▶ _Description of the task_
Write out all entries word for word.

Start

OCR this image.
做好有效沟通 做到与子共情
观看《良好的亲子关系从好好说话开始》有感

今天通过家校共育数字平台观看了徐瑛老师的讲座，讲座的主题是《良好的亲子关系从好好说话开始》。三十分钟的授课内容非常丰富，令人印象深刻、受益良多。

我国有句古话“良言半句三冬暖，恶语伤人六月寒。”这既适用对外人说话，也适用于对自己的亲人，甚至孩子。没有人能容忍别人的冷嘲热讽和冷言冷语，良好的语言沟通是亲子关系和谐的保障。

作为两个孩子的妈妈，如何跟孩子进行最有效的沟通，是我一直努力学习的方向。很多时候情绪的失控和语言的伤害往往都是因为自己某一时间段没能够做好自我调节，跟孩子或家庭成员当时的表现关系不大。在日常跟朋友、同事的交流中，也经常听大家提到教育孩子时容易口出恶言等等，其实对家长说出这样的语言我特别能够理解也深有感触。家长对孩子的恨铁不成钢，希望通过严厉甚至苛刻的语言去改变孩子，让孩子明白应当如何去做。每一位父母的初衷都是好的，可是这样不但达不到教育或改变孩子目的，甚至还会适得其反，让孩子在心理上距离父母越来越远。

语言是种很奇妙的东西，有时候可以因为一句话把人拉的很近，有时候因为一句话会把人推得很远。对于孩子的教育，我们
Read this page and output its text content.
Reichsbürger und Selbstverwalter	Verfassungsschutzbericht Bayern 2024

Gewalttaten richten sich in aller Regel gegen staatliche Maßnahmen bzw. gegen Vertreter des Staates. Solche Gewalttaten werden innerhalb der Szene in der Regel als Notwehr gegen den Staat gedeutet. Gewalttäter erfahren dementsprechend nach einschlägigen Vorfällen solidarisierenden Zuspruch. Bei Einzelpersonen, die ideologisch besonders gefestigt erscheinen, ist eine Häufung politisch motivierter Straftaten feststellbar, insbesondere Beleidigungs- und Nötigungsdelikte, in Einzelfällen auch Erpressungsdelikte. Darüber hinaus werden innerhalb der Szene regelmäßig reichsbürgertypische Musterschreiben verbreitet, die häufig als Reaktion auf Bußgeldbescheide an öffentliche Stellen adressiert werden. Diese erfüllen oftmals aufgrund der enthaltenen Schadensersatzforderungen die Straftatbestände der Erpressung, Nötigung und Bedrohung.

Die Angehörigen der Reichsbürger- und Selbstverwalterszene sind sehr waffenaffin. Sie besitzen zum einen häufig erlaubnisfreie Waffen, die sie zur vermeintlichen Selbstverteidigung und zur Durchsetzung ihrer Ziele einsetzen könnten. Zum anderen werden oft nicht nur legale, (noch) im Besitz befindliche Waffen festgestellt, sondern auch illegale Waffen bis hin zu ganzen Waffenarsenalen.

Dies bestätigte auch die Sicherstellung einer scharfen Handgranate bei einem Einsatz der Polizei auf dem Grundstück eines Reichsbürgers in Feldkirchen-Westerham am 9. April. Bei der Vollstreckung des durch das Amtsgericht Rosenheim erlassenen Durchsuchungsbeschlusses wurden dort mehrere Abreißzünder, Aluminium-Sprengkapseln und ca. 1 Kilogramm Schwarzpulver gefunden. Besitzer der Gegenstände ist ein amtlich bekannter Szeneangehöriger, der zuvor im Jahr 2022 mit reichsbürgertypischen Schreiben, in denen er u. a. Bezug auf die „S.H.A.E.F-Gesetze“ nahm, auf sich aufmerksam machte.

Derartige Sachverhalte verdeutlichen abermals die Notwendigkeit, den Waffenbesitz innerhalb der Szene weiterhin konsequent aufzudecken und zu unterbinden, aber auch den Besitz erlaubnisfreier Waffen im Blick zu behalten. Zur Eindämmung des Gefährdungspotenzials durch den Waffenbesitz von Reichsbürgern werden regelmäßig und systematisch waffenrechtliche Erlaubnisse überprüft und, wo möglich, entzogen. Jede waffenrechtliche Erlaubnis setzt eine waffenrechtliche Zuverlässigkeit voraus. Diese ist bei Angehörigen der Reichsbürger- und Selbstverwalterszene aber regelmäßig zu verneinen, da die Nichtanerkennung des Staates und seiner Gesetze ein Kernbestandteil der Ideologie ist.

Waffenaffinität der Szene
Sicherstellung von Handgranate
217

End

▶ _Solution_
OCR this image.
做好有效沟通 做到与子共情
观看《良好的亲子关系从好好说话开始》有感

今天通过家校共育数字平台观看了徐瑛老师的讲座，讲座的主题是《良好的亲子关系从好好说话开始》。三十分钟的授课内容非常丰富，令人印象深刻、受益良多。

我国有句古话“良言半句三冬暖，恶语伤人六月寒。”这既适用对外人说话，也适用于对自己的亲人，甚至孩子。没有人能容忍别人的冷嘲热讽和冷言冷语，良好的语言沟通是亲子关系和谐的保障。

作为两个孩子的妈妈，如何跟孩子进行最有效的沟通，是我一直努力学习的方向。很多时候情绪的失控和语言的伤害往往都是因为自己某一时间段没能够做好自我调节，跟孩子或家庭成员当时的表现关系不大。在日常跟朋友、同事的交流中，也经常听大家提到教育孩子时容易口出恶言等等，其实对家长说出这样的语言我特别能够理解也深有感触。家长对孩子的恨铁不成钢，希望通过严厉甚至苛刻的语言去改变孩子，让孩子明白应当如何去做。每一位父母的初衷都是好的，可是这样不但达不到教育或改变孩子目的，甚至还会适得其反，让孩子在心理上距离父母越来越远。

语言是种很奇妙的东西，有时候可以因为一句话把人拉的很近，有时候因为一句话会把人推得很远。对于孩子的教育，我们
Read this page and output its text content.
Reichsbürger und Selbstverwalter	Verfassungsschutzbericht Bayern 2024

Gewalttaten richten sich in aller Regel gegen staatliche Maßnahmen bzw. gegen Vertreter des Staates. Solche Gewalttaten werden innerhalb der Szene in der Regel als Notwehr gegen den Staat gedeutet. Gewalttäter erfahren dementsprechend nach einschlägigen Vorfällen solidarisierenden Zuspruch. Bei Einzelpersonen, die ideologisch besonders gefestigt erscheinen, ist eine Häufung politisch motivierter Straftaten feststellbar, insbesondere Beleidigungs- und Nötigungsdelikte, in Einzelfällen auch Erpressungsdelikte. Darüber hinaus werden innerhalb der Szene regelmäßig reichsbürgertypische Musterschreiben verbreitet, die häufig als Reaktion auf Bußgeldbescheide an öffentliche Stellen adressiert werden. Diese erfüllen oftmals aufgrund der enthaltenen Schadensersatzforderungen die Straftatbestände der Erpressung, Nötigung und Bedrohung.

Die Angehörigen der Reichsbürger- und Selbstverwalterszene sind sehr waffenaffin. Sie besitzen zum einen häufig erlaubnisfreie Waffen, die sie zur vermeintlichen Selbstverteidigung und zur Durchsetzung ihrer Ziele einsetzen könnten. Zum anderen werden oft nicht nur legale, (noch) im Besitz befindliche Waffen festgestellt, sondern auch illegale Waffen bis hin zu ganzen Waffenarsenalen.

Dies bestätigte auch die Sicherstellung einer scharfen Handgranate bei einem Einsatz der Polizei auf dem Grundstück eines Reichsbürgers in Feldkirchen-Westerham am 9. April. Bei der Vollstreckung des durch das Amtsgericht Rosenheim erlassenen Durchsuchungsbeschlusses wurden dort mehrere Abreißzünder, Aluminium-Sprengkapseln und ca. 1 Kilogramm Schwarzpulver gefunden. Besitzer der Gegenstände ist ein amtlich bekannter Szeneangehöriger, der zuvor im Jahr 2022 mit reichsbürgertypischen Schreiben, in denen er u. a. Bezug auf die „S.H.A.E.F-Gesetze“ nahm, auf sich aufmerksam machte.

Derartige Sachverhalte verdeutlichen abermals die Notwendigkeit, den Waffenbesitz innerhalb der Szene weiterhin konsequent aufzudecken und zu unterbinden, aber auch den Besitz erlaubnisfreier Waffen im Blick zu behalten. Zur Eindämmung des Gefährdungspotenzials durch den Waffenbesitz von Reichsbürgern werden regelmäßig und systematisch waffenrechtliche Erlaubnisse überprüft und, wo möglich, entzogen. Jede waffenrechtliche Erlaubnis setzt eine waffenrechtliche Zuverlässigkeit voraus. Diese ist bei Angehörigen der Reichsbürger- und Selbstverwalterszene aber regelmäßig zu verneinen, da die Nichtanerkennung des Staates und seiner Gesetze ein Kernbestandteil der Ideologie ist.

Waffenaffinität der Szene
Sicherstellung von Handgranate
217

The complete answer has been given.